Instruction: Search the entries for the word "Bridging" and pull out each line that has it.

Extracted information:

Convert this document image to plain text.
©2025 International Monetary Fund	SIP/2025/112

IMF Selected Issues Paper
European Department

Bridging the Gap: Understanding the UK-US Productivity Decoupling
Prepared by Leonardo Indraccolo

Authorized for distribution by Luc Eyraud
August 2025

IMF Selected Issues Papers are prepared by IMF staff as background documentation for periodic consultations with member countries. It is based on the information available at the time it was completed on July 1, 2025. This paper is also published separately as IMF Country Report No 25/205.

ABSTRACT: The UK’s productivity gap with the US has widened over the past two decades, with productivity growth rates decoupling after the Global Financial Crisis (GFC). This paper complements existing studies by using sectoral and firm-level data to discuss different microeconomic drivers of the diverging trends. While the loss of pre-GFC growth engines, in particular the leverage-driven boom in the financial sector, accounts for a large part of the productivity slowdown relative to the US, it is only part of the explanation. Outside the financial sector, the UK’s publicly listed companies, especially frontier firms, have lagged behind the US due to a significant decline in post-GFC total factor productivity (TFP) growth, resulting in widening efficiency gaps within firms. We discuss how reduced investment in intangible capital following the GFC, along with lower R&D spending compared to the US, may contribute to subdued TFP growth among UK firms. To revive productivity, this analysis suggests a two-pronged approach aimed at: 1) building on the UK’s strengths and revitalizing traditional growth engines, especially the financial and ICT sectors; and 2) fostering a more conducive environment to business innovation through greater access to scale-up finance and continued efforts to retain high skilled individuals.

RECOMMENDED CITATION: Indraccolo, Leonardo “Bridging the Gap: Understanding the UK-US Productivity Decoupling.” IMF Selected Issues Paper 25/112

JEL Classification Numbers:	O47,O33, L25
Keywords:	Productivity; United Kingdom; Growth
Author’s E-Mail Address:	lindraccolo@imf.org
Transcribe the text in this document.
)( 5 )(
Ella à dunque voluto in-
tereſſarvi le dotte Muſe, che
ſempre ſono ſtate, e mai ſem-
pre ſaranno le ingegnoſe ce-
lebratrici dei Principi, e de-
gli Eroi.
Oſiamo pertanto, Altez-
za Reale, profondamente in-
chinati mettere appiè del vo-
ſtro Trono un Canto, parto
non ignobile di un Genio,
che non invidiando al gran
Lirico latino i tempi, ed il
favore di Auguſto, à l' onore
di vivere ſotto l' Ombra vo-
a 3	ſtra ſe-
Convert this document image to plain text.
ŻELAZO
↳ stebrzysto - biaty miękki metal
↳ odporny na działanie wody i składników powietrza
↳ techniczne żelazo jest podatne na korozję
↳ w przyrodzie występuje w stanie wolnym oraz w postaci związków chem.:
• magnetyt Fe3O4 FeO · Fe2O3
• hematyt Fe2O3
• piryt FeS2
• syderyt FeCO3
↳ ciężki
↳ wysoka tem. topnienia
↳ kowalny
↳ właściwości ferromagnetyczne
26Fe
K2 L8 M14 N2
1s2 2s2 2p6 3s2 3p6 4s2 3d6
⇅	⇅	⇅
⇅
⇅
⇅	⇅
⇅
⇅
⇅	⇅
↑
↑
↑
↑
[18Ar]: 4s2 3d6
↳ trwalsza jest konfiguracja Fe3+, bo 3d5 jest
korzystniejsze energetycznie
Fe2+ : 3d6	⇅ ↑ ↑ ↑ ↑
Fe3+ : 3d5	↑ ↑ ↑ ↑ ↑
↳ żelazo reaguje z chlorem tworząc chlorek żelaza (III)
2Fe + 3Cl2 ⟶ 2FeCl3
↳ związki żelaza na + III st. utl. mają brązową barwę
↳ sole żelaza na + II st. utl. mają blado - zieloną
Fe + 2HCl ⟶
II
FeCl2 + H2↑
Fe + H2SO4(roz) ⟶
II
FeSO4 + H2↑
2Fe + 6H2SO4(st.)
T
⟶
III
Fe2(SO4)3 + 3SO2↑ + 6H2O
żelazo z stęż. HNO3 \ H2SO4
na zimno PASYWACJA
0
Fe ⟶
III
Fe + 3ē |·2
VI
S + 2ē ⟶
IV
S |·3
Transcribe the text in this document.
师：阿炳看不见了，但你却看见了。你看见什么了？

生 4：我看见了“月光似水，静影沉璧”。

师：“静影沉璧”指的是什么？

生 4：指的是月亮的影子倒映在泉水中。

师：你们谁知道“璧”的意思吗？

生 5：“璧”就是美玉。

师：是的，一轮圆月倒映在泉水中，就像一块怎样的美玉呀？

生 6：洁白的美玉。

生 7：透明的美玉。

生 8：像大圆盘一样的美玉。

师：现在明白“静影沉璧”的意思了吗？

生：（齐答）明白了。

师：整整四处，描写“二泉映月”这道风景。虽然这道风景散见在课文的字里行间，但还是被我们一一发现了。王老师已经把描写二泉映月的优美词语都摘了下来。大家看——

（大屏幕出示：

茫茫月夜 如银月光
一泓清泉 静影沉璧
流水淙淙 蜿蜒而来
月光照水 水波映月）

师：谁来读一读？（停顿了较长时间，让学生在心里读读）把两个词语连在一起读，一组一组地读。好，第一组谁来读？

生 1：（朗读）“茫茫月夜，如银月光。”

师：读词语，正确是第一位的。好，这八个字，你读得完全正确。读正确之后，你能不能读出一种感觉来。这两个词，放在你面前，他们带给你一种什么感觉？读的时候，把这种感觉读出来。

Reply to the task:
Bridging the Gap: Understanding the UK-US Productivity Decoupling
RECOMMENDED CITATION: Indraccolo, Leonardo “Bridging the Gap: Understanding the UK-US Productivity Decoupling.” IMF Selected Issues Paper 25/112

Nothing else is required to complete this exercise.